*Written request:*
In the entries that follow, find the word "schade" and report each line it is on.

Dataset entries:
= = = = =
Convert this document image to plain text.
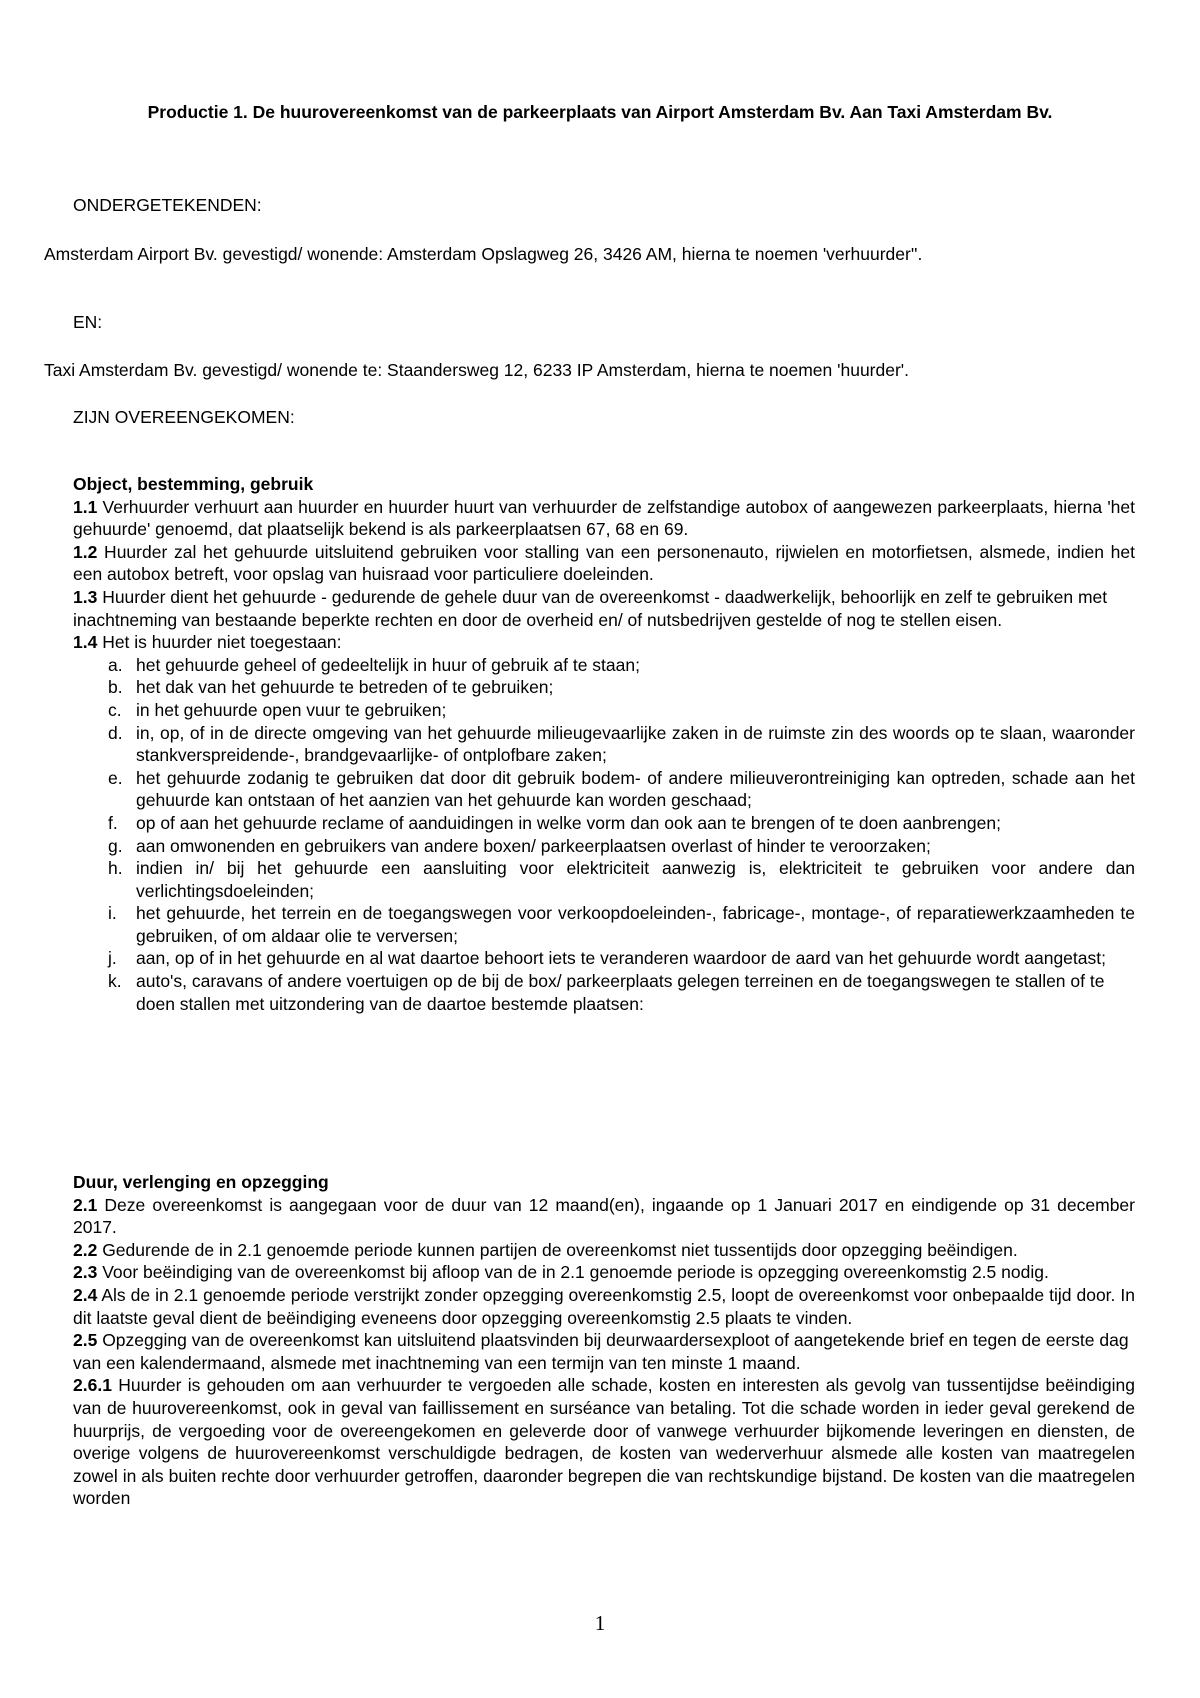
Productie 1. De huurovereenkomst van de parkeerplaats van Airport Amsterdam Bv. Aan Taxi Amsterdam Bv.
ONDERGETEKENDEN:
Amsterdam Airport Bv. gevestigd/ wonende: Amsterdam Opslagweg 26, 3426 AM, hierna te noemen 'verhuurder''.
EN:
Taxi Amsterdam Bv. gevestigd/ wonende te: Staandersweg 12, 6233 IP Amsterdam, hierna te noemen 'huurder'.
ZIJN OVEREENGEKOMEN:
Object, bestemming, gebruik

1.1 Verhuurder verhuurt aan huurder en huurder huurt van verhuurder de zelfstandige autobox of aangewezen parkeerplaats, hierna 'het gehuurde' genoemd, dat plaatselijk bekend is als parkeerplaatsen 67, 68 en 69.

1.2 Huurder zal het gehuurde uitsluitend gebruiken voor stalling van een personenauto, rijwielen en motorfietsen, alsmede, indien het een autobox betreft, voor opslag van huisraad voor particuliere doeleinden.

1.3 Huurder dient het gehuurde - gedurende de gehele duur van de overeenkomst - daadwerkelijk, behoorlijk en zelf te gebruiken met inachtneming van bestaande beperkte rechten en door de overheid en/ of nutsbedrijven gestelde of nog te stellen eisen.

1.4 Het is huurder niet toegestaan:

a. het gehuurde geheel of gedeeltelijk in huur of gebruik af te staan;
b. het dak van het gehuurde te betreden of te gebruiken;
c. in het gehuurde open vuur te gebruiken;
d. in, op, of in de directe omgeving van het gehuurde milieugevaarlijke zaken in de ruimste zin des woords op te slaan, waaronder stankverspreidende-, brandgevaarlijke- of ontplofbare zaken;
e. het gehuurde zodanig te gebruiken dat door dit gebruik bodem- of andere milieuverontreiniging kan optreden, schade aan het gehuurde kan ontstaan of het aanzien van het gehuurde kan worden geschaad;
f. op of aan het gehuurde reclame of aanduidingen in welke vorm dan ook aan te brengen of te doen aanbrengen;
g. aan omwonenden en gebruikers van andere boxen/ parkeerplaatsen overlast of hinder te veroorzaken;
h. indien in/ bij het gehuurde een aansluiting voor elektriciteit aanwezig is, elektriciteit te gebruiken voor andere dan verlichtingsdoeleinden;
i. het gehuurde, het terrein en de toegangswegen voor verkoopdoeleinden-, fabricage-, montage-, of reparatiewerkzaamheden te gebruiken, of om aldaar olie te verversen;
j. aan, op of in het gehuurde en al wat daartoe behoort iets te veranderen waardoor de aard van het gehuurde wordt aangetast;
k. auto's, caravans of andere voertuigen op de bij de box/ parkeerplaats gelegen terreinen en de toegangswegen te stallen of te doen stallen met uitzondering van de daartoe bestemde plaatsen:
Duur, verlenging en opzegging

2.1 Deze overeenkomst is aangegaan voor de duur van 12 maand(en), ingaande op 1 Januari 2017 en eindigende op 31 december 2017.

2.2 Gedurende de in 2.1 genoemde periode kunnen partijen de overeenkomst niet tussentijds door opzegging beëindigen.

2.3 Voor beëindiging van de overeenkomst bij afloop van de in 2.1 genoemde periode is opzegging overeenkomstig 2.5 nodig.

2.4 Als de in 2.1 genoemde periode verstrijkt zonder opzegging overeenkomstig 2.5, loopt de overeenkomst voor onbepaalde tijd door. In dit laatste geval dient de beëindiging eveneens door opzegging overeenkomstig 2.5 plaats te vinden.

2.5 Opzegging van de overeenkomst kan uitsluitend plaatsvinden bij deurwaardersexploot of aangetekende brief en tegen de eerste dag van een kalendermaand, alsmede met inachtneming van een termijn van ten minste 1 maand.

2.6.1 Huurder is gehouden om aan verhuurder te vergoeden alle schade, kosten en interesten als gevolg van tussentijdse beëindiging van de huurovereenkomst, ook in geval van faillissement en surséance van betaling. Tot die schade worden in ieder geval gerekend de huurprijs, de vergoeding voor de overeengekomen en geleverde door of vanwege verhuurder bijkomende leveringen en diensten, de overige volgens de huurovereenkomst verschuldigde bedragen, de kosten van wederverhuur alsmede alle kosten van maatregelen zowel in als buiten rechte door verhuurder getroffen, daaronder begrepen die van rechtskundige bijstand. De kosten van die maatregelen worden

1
= = = = =
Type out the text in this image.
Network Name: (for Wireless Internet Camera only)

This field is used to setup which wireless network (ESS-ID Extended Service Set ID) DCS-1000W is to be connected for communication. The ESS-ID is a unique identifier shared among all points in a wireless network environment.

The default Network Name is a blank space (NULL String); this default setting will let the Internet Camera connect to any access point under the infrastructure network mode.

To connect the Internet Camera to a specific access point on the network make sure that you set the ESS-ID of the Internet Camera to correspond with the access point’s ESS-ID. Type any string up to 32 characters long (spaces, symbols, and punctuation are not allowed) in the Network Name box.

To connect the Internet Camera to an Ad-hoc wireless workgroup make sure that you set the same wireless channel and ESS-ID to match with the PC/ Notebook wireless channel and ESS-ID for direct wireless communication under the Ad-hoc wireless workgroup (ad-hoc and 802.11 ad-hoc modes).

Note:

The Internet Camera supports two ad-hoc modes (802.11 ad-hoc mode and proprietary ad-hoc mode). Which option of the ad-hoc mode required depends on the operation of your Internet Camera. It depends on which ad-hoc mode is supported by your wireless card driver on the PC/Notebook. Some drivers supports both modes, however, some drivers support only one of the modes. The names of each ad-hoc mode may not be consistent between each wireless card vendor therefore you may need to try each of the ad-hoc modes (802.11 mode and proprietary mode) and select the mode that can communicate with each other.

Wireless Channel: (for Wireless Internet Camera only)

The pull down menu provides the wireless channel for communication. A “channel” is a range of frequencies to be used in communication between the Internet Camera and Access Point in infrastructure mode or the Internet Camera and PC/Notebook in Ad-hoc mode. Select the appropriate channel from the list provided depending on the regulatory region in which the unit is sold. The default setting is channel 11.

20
= = = = =
*Solved problem:*
e. het gehuurde zodanig te gebruiken dat door dit gebruik bodem- of andere milieuverontreiniging kan optreden, schade aan het gehuurde kan ontstaan of het aanzien van het gehuurde kan worden geschaad;
2.6.1 Huurder is gehouden om aan verhuurder te vergoeden alle schade, kosten en interesten als gevolg van tussentijdse beëindiging van de huurovereenkomst, ook in geval van faillissement en surséance van betaling. Tot die schade worden in ieder geval gerekend de huurprijs, de vergoeding voor de overeengekomen en geleverde door of vanwege verhuurder bijkomende leveringen en diensten, de overige volgens de huurovereenkomst verschuldigde bedragen, de kosten van wederverhuur alsmede alle kosten van maatregelen zowel in als buiten rechte door verhuurder getroffen, daaronder begrepen die van rechtskundige bijstand. De kosten van die maatregelen worden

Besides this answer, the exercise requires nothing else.